**BRIEF**
In the data below, find every line with the word "Technology" and copy it out.
Segment Start: MATERIAL SHOWN
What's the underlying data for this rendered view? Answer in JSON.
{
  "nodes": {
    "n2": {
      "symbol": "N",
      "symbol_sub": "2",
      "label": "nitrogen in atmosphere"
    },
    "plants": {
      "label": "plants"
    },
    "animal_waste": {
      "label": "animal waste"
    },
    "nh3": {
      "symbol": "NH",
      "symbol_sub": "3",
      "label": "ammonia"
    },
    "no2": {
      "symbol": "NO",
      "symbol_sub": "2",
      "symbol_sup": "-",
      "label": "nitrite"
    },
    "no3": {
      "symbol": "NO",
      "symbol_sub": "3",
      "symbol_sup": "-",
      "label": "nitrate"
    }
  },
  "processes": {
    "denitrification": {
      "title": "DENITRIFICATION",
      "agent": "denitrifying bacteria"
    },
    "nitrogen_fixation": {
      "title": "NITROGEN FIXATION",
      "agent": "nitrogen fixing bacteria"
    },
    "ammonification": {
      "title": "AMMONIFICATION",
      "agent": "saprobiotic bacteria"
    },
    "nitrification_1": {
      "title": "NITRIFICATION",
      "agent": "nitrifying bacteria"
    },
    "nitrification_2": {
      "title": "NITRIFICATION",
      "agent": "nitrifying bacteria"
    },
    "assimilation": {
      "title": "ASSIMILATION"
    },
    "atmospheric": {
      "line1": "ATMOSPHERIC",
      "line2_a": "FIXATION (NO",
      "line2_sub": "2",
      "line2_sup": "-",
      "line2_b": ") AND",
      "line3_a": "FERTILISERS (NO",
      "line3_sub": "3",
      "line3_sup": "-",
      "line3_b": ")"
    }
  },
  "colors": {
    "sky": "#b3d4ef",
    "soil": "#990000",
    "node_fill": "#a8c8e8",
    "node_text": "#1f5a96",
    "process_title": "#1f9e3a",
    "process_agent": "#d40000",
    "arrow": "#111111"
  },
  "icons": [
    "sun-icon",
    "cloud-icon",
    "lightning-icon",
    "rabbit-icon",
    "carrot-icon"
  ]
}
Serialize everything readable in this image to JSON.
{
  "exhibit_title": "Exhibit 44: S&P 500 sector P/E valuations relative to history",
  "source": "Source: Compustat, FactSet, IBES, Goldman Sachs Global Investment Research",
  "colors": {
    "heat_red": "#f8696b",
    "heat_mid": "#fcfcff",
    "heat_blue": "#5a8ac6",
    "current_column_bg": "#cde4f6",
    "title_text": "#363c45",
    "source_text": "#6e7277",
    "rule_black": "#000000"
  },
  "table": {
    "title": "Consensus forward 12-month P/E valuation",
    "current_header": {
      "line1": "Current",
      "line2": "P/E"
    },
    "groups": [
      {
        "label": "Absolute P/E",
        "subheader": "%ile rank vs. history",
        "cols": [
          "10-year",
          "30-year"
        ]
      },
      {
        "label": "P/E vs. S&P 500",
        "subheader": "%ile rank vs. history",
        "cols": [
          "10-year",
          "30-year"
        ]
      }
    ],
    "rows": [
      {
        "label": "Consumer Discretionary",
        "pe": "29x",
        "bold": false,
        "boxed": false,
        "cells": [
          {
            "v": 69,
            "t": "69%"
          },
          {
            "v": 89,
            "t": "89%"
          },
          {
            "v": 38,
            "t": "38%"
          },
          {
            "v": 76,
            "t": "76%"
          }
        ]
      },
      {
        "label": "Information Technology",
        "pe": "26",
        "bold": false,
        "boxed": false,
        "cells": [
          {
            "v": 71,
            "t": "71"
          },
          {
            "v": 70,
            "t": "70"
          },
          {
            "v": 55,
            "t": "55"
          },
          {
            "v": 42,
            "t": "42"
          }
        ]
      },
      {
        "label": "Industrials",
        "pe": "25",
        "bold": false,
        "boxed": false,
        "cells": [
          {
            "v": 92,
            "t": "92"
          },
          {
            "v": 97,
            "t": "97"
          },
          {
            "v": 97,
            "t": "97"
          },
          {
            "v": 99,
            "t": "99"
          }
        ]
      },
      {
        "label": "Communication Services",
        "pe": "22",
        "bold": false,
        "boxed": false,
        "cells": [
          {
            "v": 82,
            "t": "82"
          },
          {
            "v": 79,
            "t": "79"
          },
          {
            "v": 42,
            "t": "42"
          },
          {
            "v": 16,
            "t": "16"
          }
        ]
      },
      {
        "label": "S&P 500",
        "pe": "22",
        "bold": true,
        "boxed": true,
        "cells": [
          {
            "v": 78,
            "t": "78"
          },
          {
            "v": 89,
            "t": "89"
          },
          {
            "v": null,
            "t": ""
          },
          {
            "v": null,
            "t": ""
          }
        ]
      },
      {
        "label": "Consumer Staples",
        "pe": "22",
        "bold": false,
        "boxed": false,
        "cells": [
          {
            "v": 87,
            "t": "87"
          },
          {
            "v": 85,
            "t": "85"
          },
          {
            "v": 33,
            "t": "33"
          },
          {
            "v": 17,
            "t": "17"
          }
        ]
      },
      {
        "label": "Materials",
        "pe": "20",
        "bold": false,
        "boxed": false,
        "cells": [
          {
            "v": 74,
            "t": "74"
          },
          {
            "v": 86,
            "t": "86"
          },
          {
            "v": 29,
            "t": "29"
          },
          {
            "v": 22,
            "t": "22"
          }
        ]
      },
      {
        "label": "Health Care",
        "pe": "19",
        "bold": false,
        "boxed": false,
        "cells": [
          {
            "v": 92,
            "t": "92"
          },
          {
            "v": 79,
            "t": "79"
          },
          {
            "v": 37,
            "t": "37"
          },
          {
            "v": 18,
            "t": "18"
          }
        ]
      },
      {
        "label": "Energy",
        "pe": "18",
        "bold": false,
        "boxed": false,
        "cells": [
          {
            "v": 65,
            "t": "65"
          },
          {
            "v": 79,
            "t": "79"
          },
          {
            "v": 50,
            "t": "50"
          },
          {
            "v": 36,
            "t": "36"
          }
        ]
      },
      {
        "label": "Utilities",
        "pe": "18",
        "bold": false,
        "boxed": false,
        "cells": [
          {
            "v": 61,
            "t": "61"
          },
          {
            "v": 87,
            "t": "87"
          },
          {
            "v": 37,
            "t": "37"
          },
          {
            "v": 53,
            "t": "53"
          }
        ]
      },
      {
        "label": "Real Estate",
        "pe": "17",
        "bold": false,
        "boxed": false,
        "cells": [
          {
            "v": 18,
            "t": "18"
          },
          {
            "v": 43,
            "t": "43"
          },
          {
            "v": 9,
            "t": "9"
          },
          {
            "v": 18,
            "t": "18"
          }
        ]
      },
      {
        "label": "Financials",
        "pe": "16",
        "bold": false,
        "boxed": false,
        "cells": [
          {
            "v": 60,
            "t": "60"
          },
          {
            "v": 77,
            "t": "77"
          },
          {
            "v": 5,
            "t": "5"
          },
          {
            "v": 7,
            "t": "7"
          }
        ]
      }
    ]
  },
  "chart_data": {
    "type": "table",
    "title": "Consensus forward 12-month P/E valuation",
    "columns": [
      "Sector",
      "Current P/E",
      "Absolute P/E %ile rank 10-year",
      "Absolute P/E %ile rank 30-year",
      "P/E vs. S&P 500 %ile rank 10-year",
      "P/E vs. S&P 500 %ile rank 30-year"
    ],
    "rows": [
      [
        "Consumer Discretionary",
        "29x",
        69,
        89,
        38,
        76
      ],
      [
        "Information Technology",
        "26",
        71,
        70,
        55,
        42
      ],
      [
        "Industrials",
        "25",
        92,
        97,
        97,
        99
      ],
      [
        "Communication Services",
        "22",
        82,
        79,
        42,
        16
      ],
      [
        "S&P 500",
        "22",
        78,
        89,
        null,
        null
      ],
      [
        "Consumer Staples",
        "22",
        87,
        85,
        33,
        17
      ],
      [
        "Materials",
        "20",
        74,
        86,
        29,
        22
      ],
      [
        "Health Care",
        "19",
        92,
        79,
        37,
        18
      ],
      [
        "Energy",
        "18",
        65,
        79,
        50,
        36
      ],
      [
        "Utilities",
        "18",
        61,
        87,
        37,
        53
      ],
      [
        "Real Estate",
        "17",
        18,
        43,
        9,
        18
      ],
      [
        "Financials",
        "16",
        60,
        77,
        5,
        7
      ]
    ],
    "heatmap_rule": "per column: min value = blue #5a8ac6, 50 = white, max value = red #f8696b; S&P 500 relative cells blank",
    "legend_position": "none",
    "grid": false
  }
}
Segment End: MATERIAL SHOWN
**RESULT OF THE TASK**
        "label": "Information Technology",
        "Information Technology",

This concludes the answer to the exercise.